> [Prompt]: All lines in which the word "note" occurs are to be extracted.

> [Information supplied]:

★ ★ ★ ★

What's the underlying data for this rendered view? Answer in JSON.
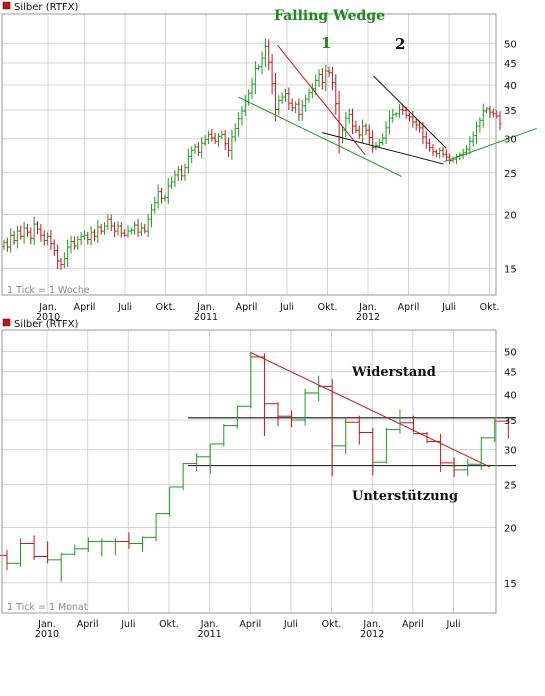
{
  "colors": {
    "up": "#1e9a1e",
    "down": "#c01818",
    "grid": "#d4d4d4",
    "frame": "#999999",
    "redTrend": "#c01818",
    "greenTrend": "#1e9a1e",
    "black": "#111111"
  },
  "chart_data": [
    {
      "type": "ohlc",
      "title": "Silber (RTFX)",
      "note": "1 Tick = 1 Woche",
      "yscale": "log",
      "ylim": [
        13,
        52
      ],
      "yticks": [
        15,
        20,
        25,
        30,
        35,
        40,
        45,
        50
      ],
      "xlabels": [
        {
          "t": "Jan.",
          "sub": "2010",
          "m": 0.3
        },
        {
          "t": "April",
          "sub": "",
          "m": 3
        },
        {
          "t": "Juli",
          "sub": "",
          "m": 6
        },
        {
          "t": "Okt.",
          "sub": "",
          "m": 9
        },
        {
          "t": "Jan.",
          "sub": "2011",
          "m": 12
        },
        {
          "t": "April",
          "sub": "",
          "m": 15
        },
        {
          "t": "Juli",
          "sub": "",
          "m": 18
        },
        {
          "t": "Okt.",
          "sub": "",
          "m": 21
        },
        {
          "t": "Jan.",
          "sub": "2012",
          "m": 24
        },
        {
          "t": "April",
          "sub": "",
          "m": 27
        },
        {
          "t": "Juli",
          "sub": "",
          "m": 30
        },
        {
          "t": "Okt.",
          "sub": "",
          "m": 33
        }
      ],
      "annotations": {
        "title": "Falling Wedge",
        "label1": "1",
        "label2": "2"
      },
      "trendlines": [
        {
          "color": "redTrend",
          "x1": 17.3,
          "y1": 49.5,
          "x2": 23.8,
          "y2": 27.5
        },
        {
          "color": "greenTrend",
          "x1": 14.4,
          "y1": 37.5,
          "x2": 26.5,
          "y2": 24.5
        },
        {
          "color": "black",
          "x1": 20.6,
          "y1": 31.0,
          "x2": 29.6,
          "y2": 26.2
        },
        {
          "color": "black",
          "x1": 24.4,
          "y1": 42.0,
          "x2": 29.8,
          "y2": 28.5
        },
        {
          "color": "greenTrend",
          "x1": 29.6,
          "y1": 26.5,
          "x2": 36.5,
          "y2": 31.7
        }
      ],
      "closes": [
        17.2,
        16.8,
        17.9,
        17.4,
        18.3,
        17.8,
        18.6,
        18.2,
        17.6,
        19.0,
        18.5,
        17.9,
        17.4,
        17.8,
        17.1,
        16.5,
        15.6,
        15.3,
        15.8,
        16.8,
        17.3,
        16.9,
        17.5,
        17.8,
        17.9,
        17.5,
        18.2,
        17.8,
        18.7,
        18.3,
        18.8,
        19.5,
        18.8,
        18.3,
        18.8,
        18.1,
        17.9,
        18.3,
        18.4,
        18.9,
        18.2,
        18.6,
        18.3,
        19.5,
        20.5,
        21.3,
        22.6,
        21.8,
        21.9,
        23.3,
        23.8,
        24.7,
        25.4,
        24.6,
        25.7,
        27.3,
        28.2,
        28.7,
        27.9,
        29.3,
        29.9,
        30.7,
        30.1,
        29.6,
        30.4,
        30.7,
        29.2,
        28.2,
        30.3,
        31.7,
        33.4,
        34.8,
        36.7,
        38.3,
        40.2,
        43.7,
        44.1,
        46.2,
        49.2,
        45.2,
        40.3,
        35.1,
        36.8,
        37.5,
        38.2,
        36.3,
        35.4,
        36.1,
        34.2,
        35.8,
        37.1,
        38.4,
        39.2,
        41.0,
        42.3,
        40.5,
        43.1,
        42.7,
        40.5,
        36.2,
        30.2,
        31.4,
        33.5,
        34.2,
        32.1,
        31.4,
        30.6,
        32.1,
        31.4,
        30.2,
        28.6,
        28.9,
        29.4,
        30.1,
        31.8,
        33.5,
        34.2,
        34.3,
        35.1,
        34.9,
        34.0,
        33.7,
        32.8,
        32.3,
        31.8,
        30.3,
        29.3,
        28.6,
        28.0,
        27.7,
        28.2,
        27.6,
        27.2,
        26.7,
        26.9,
        27.3,
        27.6,
        27.9,
        28.4,
        29.6,
        30.5,
        32.1,
        33.1,
        34.8,
        35.2,
        34.6,
        34.3,
        33.9,
        32.5
      ]
    },
    {
      "type": "ohlc",
      "title": "Silber (RTFX)",
      "note": "1 Tick = 1 Monat",
      "yscale": "log",
      "ylim": [
        13,
        52
      ],
      "yticks": [
        15,
        20,
        25,
        30,
        35,
        40,
        45,
        50
      ],
      "xlabels": [
        {
          "t": "Jan.",
          "sub": "2010",
          "m": 0
        },
        {
          "t": "April",
          "sub": "",
          "m": 3
        },
        {
          "t": "Juli",
          "sub": "",
          "m": 6
        },
        {
          "t": "Okt.",
          "sub": "",
          "m": 9
        },
        {
          "t": "Jan.",
          "sub": "2011",
          "m": 12
        },
        {
          "t": "April",
          "sub": "",
          "m": 15
        },
        {
          "t": "Juli",
          "sub": "",
          "m": 18
        },
        {
          "t": "Okt.",
          "sub": "",
          "m": 21
        },
        {
          "t": "Jan.",
          "sub": "2012",
          "m": 24
        },
        {
          "t": "April",
          "sub": "",
          "m": 27
        },
        {
          "t": "Juli",
          "sub": "",
          "m": 30
        }
      ],
      "annotations": {
        "resistance": "Widerstand",
        "support": "Unterstützung"
      },
      "hlines": [
        35.4,
        27.6
      ],
      "trendline": {
        "x1": 15.0,
        "y1": 49.8,
        "x2": 32.7,
        "y2": 27.4
      },
      "bars": [
        {
          "o": 17.3,
          "h": 17.8,
          "l": 16.0,
          "c": 16.6
        },
        {
          "o": 16.6,
          "h": 18.9,
          "l": 16.3,
          "c": 18.6
        },
        {
          "o": 18.4,
          "h": 19.2,
          "l": 16.9,
          "c": 17.1
        },
        {
          "o": 17.2,
          "h": 18.6,
          "l": 16.6,
          "c": 16.9
        },
        {
          "o": 16.9,
          "h": 17.5,
          "l": 15.1,
          "c": 17.5
        },
        {
          "o": 17.4,
          "h": 18.3,
          "l": 17.3,
          "c": 17.9
        },
        {
          "o": 17.9,
          "h": 19.0,
          "l": 17.6,
          "c": 18.6
        },
        {
          "o": 18.6,
          "h": 18.9,
          "l": 17.2,
          "c": 18.6
        },
        {
          "o": 18.6,
          "h": 18.9,
          "l": 17.3,
          "c": 18.6
        },
        {
          "o": 18.6,
          "h": 19.5,
          "l": 17.9,
          "c": 18.4
        },
        {
          "o": 18.4,
          "h": 19.1,
          "l": 17.6,
          "c": 19.0
        },
        {
          "o": 19.0,
          "h": 21.5,
          "l": 18.6,
          "c": 21.5
        },
        {
          "o": 21.5,
          "h": 24.6,
          "l": 21.2,
          "c": 24.6
        },
        {
          "o": 24.7,
          "h": 28.0,
          "l": 24.3,
          "c": 27.9
        },
        {
          "o": 27.9,
          "h": 29.5,
          "l": 26.8,
          "c": 28.9
        },
        {
          "o": 28.9,
          "h": 30.8,
          "l": 26.4,
          "c": 30.8
        },
        {
          "o": 30.9,
          "h": 34.3,
          "l": 30.5,
          "c": 34.0
        },
        {
          "o": 34.0,
          "h": 37.8,
          "l": 33.5,
          "c": 37.6
        },
        {
          "o": 37.6,
          "h": 49.8,
          "l": 37.2,
          "c": 48.6
        },
        {
          "o": 48.6,
          "h": 49.5,
          "l": 32.2,
          "c": 38.1
        },
        {
          "o": 38.1,
          "h": 38.4,
          "l": 33.9,
          "c": 35.7
        },
        {
          "o": 35.7,
          "h": 36.8,
          "l": 33.7,
          "c": 34.9
        },
        {
          "o": 35.0,
          "h": 41.2,
          "l": 34.0,
          "c": 40.2
        },
        {
          "o": 40.3,
          "h": 44.1,
          "l": 38.6,
          "c": 41.7
        },
        {
          "o": 41.7,
          "h": 43.3,
          "l": 26.1,
          "c": 30.4
        },
        {
          "o": 30.6,
          "h": 35.3,
          "l": 29.3,
          "c": 34.6
        },
        {
          "o": 34.6,
          "h": 35.8,
          "l": 30.8,
          "c": 32.9
        },
        {
          "o": 32.8,
          "h": 33.6,
          "l": 26.2,
          "c": 28.1
        },
        {
          "o": 28.1,
          "h": 33.6,
          "l": 27.9,
          "c": 33.4
        },
        {
          "o": 33.3,
          "h": 37.0,
          "l": 32.6,
          "c": 34.6
        },
        {
          "o": 34.5,
          "h": 35.8,
          "l": 32.8,
          "c": 32.6
        },
        {
          "o": 32.6,
          "h": 32.9,
          "l": 31.0,
          "c": 31.4
        },
        {
          "o": 31.3,
          "h": 32.6,
          "l": 26.7,
          "c": 28.0
        },
        {
          "o": 28.0,
          "h": 28.8,
          "l": 26.0,
          "c": 26.9
        },
        {
          "o": 27.0,
          "h": 28.6,
          "l": 26.1,
          "c": 27.8
        },
        {
          "o": 27.8,
          "h": 32.0,
          "l": 27.0,
          "c": 31.9
        },
        {
          "o": 31.9,
          "h": 35.4,
          "l": 31.2,
          "c": 34.8
        },
        {
          "o": 34.8,
          "h": 35.3,
          "l": 31.8,
          "c": 32.0
        }
      ]
    }
  ]
}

★ ★ ★ ★

> [Answer for the task]:
      "note": "1 Tick = 1 Woche",
      "note": "1 Tick = 1 Monat",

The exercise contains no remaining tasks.